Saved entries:
════════════════════
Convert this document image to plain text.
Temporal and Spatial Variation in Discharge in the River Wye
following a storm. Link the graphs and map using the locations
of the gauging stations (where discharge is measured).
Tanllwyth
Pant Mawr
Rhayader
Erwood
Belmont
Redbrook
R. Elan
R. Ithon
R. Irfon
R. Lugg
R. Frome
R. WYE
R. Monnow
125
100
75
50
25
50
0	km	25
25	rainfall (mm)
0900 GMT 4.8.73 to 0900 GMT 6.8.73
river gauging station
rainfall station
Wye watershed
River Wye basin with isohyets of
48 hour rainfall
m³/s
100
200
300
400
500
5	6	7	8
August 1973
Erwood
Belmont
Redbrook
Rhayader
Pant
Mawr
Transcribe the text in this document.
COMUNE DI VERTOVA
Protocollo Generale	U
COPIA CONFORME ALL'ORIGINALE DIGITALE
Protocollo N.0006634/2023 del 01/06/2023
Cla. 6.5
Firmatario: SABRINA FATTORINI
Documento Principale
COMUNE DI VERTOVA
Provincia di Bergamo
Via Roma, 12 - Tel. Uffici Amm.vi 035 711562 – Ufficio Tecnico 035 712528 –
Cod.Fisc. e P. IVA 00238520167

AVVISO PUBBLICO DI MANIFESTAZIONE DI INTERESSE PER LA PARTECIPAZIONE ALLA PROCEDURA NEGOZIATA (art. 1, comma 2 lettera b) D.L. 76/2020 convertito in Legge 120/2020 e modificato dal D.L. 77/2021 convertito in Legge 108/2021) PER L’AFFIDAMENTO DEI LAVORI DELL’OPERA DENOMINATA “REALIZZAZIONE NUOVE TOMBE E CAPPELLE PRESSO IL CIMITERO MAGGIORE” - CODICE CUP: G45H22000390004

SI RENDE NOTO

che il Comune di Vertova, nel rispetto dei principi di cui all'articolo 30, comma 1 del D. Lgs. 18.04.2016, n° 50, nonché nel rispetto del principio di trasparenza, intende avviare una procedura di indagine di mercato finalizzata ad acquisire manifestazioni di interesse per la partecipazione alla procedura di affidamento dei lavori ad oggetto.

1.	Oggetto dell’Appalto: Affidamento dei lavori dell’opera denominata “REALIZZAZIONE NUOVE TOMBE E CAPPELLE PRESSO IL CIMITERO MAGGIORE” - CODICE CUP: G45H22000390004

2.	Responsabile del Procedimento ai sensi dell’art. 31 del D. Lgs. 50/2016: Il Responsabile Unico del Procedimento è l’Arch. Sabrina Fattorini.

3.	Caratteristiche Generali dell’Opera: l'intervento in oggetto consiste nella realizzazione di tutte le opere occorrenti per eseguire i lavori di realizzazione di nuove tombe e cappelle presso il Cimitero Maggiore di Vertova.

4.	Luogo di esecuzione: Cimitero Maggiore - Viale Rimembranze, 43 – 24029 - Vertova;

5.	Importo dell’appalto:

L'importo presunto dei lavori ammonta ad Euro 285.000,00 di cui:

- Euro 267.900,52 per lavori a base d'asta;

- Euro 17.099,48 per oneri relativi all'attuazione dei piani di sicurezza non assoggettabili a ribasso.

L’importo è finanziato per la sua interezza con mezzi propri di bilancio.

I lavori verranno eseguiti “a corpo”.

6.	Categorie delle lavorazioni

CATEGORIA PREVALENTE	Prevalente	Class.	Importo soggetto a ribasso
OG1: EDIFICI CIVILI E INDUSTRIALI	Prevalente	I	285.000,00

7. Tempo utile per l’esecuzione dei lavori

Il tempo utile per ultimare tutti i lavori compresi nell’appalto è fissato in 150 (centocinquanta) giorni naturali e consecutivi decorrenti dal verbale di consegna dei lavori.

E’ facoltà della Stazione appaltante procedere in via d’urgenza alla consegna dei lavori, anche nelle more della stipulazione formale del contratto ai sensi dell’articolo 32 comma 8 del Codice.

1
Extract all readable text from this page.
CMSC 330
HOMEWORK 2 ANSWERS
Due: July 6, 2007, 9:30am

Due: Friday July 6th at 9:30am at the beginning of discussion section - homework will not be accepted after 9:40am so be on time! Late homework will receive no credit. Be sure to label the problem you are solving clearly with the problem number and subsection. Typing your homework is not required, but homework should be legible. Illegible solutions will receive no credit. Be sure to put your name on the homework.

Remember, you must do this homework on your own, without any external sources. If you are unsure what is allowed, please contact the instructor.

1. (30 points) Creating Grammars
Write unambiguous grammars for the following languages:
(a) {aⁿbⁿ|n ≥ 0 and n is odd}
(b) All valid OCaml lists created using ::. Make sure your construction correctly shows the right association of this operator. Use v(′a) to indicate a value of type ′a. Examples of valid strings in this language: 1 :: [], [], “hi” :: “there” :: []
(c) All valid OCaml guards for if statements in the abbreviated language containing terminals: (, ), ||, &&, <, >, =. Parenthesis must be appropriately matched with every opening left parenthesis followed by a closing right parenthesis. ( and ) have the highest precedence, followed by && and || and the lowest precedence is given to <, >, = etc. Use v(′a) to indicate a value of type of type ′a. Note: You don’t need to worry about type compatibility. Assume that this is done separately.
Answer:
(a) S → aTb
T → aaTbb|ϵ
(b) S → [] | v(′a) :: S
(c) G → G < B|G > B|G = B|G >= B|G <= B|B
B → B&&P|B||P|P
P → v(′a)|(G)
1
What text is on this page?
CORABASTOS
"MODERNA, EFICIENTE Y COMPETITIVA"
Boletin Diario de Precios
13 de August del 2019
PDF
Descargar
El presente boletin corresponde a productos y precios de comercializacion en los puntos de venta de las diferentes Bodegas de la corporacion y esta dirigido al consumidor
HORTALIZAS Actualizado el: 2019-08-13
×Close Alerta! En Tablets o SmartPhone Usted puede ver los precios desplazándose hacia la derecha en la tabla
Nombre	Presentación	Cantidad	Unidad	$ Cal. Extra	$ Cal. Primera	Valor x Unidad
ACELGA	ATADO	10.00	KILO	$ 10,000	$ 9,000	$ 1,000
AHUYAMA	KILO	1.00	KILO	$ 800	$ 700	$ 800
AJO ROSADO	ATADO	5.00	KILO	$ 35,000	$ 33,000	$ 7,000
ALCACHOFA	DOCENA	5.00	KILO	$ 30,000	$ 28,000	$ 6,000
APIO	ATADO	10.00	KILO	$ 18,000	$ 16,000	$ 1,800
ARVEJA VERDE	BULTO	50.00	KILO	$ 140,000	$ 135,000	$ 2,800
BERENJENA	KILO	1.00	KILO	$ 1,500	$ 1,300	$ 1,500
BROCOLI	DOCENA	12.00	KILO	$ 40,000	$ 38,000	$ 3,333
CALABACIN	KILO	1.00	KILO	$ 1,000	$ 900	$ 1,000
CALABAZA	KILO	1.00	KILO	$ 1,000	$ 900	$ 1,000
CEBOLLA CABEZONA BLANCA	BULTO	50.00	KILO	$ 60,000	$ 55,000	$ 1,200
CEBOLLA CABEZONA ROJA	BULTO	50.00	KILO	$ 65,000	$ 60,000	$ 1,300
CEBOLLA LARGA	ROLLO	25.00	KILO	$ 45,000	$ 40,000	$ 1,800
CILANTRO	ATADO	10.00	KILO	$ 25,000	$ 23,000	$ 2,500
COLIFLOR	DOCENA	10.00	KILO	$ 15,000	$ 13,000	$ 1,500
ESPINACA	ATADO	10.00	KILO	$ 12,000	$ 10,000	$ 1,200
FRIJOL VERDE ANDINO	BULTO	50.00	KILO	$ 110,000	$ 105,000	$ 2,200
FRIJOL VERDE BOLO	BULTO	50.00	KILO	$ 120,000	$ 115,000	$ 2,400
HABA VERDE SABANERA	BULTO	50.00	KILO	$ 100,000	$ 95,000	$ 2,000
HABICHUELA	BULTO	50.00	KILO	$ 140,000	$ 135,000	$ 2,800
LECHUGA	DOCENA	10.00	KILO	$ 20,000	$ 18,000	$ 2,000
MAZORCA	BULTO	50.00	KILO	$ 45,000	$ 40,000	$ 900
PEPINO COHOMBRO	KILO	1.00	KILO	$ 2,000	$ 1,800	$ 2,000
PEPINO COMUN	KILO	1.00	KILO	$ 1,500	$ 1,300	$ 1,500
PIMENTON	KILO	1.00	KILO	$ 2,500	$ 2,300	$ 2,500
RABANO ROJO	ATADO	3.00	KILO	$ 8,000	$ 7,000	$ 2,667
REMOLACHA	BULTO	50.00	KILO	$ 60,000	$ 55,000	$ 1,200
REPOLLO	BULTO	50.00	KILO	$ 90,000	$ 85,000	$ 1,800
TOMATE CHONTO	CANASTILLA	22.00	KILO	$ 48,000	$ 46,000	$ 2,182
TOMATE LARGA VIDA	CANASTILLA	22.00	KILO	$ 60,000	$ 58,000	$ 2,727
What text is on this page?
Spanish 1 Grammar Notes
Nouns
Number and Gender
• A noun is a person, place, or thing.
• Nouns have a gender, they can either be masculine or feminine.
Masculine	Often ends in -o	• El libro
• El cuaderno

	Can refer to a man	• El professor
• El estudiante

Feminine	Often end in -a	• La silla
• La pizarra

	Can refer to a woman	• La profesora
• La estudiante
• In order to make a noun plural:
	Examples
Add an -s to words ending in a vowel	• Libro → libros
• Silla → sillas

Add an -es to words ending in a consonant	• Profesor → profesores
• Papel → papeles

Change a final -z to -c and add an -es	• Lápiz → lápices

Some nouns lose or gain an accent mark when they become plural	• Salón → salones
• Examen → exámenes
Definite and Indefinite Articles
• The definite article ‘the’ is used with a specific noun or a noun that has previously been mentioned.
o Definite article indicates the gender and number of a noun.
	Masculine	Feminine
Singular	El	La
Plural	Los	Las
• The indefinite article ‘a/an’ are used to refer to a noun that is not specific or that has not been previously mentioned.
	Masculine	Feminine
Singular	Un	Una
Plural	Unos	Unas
════════════════════
EXERCISE: Scan the records above for the string "used", then report every line that contains it.

WORKED SOLUTION:
• The definite article ‘the’ is used with a specific noun or a noun that has previously been mentioned.
• The indefinite article ‘a/an’ are used to refer to a noun that is not specific or that has not been previously mentioned.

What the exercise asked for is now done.